Task description:
Set down the records once more, please, exactly and with the pictures left out.

Extracted entries:
===============

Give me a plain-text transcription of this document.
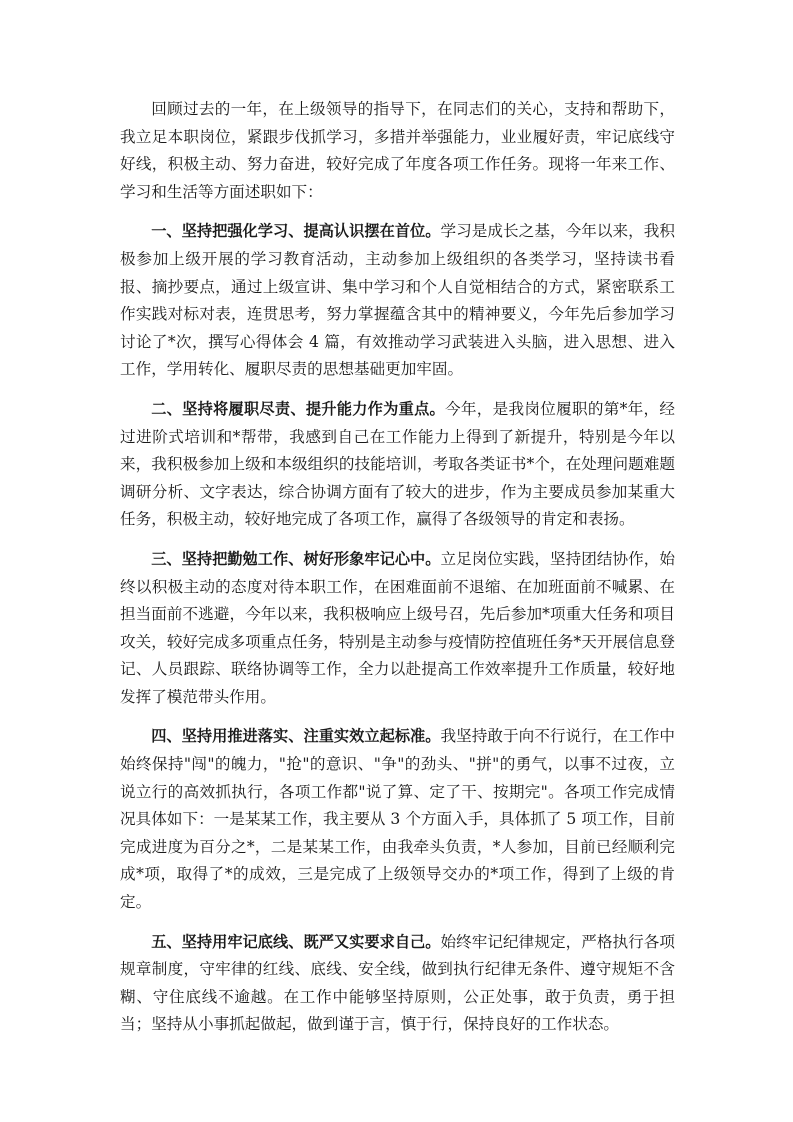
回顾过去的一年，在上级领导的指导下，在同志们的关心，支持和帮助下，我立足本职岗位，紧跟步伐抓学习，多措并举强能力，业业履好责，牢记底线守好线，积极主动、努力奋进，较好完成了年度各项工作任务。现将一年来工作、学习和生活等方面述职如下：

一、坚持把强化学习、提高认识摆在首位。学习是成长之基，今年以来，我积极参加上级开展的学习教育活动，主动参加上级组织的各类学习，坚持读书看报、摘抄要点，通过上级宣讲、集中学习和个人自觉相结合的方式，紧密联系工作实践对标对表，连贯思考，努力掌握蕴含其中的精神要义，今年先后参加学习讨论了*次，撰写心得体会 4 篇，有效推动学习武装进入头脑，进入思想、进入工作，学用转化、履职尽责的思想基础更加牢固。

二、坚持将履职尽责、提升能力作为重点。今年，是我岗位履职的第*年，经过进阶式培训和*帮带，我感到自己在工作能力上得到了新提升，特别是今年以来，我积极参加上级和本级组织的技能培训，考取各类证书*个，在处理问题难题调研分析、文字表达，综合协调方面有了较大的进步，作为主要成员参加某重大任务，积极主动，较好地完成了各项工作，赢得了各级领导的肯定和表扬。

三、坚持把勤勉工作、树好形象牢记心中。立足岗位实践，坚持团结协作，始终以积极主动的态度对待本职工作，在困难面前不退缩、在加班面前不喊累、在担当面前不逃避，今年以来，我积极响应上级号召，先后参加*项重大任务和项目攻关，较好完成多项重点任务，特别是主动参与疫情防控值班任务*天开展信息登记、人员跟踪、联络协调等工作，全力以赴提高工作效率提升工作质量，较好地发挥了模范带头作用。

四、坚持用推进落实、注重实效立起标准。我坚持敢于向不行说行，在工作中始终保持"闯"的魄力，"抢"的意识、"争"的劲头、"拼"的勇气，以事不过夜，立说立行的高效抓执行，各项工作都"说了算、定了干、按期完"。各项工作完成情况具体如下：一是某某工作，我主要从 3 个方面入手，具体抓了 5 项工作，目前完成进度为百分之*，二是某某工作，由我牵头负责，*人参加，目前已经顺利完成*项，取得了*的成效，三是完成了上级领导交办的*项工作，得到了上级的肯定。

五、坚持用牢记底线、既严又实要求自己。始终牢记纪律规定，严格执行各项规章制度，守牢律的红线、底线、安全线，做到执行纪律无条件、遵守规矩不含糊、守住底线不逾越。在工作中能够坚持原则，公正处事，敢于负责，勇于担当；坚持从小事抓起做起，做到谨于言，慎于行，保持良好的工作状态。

===============

Written response:
Give me a plain-text transcription of this document.
回顾过去的一年，在上级领导的指导下，在同志们的关心，支持和帮助下，我立足本职岗位，紧跟步伐抓学习，多措并举强能力，业业履好责，牢记底线守好线，积极主动、努力奋进，较好完成了年度各项工作任务。现将一年来工作、学习和生活等方面述职如下：

一、坚持把强化学习、提高认识摆在首位。学习是成长之基，今年以来，我积极参加上级开展的学习教育活动，主动参加上级组织的各类学习，坚持读书看报、摘抄要点，通过上级宣讲、集中学习和个人自觉相结合的方式，紧密联系工作实践对标对表，连贯思考，努力掌握蕴含其中的精神要义，今年先后参加学习讨论了*次，撰写心得体会 4 篇，有效推动学习武装进入头脑，进入思想、进入工作，学用转化、履职尽责的思想基础更加牢固。

二、坚持将履职尽责、提升能力作为重点。今年，是我岗位履职的第*年，经过进阶式培训和*帮带，我感到自己在工作能力上得到了新提升，特别是今年以来，我积极参加上级和本级组织的技能培训，考取各类证书*个，在处理问题难题调研分析、文字表达，综合协调方面有了较大的进步，作为主要成员参加某重大任务，积极主动，较好地完成了各项工作，赢得了各级领导的肯定和表扬。

三、坚持把勤勉工作、树好形象牢记心中。立足岗位实践，坚持团结协作，始终以积极主动的态度对待本职工作，在困难面前不退缩、在加班面前不喊累、在担当面前不逃避，今年以来，我积极响应上级号召，先后参加*项重大任务和项目攻关，较好完成多项重点任务，特别是主动参与疫情防控值班任务*天开展信息登记、人员跟踪、联络协调等工作，全力以赴提高工作效率提升工作质量，较好地发挥了模范带头作用。

四、坚持用推进落实、注重实效立起标准。我坚持敢于向不行说行，在工作中始终保持"闯"的魄力，"抢"的意识、"争"的劲头、"拼"的勇气，以事不过夜，立说立行的高效抓执行，各项工作都"说了算、定了干、按期完"。各项工作完成情况具体如下：一是某某工作，我主要从 3 个方面入手，具体抓了 5 项工作，目前完成进度为百分之*，二是某某工作，由我牵头负责，*人参加，目前已经顺利完成*项，取得了*的成效，三是完成了上级领导交办的*项工作，得到了上级的肯定。

五、坚持用牢记底线、既严又实要求自己。始终牢记纪律规定，严格执行各项规章制度，守牢律的红线、底线、安全线，做到执行纪律无条件、遵守规矩不含糊、守住底线不逾越。在工作中能够坚持原则，公正处事，敢于负责，勇于担当；坚持从小事抓起做起，做到谨于言，慎于行，保持良好的工作状态。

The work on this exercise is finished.